TASK REQUIREMENTS
Gather the lines from the material that contain "SWFI".

════════════════

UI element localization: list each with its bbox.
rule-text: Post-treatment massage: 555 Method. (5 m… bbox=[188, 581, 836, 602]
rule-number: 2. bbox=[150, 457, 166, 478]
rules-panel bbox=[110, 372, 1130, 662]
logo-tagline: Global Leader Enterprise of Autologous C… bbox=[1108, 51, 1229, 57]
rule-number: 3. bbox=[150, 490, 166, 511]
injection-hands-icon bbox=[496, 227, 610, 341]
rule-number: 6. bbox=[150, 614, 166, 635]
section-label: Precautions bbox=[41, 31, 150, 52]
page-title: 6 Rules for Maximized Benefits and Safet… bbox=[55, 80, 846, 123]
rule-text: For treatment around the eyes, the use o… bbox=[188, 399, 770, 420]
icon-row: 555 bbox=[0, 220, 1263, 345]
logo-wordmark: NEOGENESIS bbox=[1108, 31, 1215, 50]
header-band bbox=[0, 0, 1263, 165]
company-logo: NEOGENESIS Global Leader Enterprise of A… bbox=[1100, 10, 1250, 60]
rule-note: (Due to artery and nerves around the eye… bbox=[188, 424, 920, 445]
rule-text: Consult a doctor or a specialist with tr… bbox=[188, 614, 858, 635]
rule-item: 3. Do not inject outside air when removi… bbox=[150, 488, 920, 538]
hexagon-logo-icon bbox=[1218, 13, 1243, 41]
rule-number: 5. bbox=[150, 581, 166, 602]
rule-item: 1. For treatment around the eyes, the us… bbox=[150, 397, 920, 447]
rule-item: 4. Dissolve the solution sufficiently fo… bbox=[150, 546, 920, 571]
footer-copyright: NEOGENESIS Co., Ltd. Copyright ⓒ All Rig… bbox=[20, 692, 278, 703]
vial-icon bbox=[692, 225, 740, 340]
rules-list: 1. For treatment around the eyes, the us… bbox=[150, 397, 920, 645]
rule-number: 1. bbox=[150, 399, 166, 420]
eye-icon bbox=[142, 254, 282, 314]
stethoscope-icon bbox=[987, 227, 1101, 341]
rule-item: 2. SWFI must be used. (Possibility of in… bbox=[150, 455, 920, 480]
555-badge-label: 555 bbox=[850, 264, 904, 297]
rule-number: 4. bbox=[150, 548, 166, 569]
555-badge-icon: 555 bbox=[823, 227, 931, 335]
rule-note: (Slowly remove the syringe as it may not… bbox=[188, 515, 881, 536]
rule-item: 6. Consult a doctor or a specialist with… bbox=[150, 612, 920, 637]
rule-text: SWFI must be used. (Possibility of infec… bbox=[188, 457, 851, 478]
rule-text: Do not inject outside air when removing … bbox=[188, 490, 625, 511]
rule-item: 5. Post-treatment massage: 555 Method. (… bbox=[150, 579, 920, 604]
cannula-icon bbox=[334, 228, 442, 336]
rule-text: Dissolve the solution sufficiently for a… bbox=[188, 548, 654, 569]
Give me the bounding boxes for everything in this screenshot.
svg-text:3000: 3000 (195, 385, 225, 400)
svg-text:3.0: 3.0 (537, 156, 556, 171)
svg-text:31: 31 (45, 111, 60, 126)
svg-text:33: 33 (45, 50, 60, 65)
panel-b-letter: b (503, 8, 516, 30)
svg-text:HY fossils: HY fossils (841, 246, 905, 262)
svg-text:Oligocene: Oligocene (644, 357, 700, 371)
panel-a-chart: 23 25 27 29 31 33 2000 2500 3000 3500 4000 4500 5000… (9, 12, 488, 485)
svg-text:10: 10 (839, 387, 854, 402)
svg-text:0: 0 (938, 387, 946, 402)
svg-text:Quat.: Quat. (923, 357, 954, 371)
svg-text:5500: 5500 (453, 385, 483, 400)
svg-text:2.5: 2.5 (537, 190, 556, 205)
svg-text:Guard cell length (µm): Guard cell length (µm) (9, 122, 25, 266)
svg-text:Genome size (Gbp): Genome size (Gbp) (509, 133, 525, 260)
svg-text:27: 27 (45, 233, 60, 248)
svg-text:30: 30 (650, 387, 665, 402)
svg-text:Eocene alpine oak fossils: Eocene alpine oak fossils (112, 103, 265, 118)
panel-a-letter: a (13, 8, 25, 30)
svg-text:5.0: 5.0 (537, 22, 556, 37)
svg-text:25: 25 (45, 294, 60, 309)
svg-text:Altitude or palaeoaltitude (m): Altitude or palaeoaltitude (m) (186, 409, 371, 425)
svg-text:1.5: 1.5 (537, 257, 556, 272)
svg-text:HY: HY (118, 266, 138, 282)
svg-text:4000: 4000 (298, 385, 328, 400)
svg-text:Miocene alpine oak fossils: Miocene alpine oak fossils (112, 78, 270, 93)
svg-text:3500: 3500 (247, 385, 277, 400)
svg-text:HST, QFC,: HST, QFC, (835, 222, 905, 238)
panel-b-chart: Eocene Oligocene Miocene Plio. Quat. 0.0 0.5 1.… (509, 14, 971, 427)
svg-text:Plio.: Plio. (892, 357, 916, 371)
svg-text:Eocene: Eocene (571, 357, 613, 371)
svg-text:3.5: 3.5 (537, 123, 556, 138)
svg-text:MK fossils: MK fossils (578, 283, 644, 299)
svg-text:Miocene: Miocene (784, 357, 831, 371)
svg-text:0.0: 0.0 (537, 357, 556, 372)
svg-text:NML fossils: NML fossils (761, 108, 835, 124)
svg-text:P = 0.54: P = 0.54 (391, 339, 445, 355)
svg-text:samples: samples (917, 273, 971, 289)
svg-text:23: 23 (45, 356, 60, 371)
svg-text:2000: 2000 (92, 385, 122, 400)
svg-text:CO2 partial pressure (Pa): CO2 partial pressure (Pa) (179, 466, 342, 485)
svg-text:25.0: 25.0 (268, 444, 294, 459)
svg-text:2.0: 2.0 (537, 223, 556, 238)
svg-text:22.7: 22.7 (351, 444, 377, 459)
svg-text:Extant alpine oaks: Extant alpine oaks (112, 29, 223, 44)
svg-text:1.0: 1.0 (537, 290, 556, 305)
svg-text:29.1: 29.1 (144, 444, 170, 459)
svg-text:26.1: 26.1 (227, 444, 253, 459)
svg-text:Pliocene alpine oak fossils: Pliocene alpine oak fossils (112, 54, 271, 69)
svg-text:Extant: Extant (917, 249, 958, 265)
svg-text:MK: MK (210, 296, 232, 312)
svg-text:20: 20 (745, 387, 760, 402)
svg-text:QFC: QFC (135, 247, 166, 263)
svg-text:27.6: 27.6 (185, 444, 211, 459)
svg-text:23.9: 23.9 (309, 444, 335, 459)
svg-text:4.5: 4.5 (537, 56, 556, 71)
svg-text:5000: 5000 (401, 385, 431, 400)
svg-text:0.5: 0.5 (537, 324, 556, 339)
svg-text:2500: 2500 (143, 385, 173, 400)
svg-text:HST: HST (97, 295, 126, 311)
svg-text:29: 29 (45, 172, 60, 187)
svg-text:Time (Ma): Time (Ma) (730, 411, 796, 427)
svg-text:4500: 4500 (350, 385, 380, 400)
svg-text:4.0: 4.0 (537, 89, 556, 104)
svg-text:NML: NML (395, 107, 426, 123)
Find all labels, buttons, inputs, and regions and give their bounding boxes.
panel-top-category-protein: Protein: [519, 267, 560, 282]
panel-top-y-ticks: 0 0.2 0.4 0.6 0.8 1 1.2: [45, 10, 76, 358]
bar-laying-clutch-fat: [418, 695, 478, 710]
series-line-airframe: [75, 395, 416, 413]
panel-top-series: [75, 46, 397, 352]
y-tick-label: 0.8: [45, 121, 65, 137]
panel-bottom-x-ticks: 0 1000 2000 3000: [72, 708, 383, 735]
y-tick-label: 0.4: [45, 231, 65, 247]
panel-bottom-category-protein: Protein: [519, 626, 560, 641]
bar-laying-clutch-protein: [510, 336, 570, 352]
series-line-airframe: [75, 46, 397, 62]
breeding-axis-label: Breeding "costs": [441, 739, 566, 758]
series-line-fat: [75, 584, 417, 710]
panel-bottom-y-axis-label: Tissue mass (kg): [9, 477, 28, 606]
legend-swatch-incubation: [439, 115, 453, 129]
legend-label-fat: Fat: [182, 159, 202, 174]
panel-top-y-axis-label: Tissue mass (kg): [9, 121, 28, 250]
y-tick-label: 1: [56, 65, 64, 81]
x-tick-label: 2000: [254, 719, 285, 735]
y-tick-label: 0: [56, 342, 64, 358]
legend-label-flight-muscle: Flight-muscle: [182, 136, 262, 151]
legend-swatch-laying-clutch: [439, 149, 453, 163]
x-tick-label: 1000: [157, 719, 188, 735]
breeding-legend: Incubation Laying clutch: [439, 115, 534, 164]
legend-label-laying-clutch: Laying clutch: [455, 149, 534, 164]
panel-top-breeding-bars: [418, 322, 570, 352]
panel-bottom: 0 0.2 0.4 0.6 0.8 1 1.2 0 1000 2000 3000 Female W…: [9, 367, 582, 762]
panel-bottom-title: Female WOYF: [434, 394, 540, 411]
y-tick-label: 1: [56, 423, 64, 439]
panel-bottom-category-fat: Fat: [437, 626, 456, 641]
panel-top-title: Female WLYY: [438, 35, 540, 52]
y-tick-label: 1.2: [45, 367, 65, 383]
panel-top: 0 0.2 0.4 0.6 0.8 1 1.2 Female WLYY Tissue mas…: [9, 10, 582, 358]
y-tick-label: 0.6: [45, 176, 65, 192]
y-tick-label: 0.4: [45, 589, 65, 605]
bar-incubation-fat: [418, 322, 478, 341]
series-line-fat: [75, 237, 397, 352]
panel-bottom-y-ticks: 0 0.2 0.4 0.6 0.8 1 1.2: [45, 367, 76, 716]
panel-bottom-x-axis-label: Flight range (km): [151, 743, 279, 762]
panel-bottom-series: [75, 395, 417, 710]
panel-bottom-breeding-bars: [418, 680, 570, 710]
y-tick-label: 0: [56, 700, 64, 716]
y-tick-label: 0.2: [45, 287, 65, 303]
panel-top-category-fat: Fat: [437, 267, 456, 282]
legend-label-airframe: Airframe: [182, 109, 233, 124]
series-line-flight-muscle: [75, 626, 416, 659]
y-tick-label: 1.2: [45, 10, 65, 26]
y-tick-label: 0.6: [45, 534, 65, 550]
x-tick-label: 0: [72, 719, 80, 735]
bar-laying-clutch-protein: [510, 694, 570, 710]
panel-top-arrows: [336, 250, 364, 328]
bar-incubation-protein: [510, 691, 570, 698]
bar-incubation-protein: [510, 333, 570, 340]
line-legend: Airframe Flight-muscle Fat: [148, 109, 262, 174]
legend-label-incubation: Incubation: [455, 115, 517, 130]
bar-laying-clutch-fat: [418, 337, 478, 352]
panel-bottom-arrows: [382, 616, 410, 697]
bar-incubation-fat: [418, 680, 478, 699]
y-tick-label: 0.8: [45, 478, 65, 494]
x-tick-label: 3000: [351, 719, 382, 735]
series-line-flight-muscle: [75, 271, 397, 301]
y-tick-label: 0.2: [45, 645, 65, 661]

════════════════

SOLUTION TO THE EXERCISE
rule-item: 2. SWFI must be used. (Possibility of in… bbox=[150, 455, 920, 480]
rule-text: SWFI must be used. (Possibility of infec… bbox=[188, 457, 851, 478]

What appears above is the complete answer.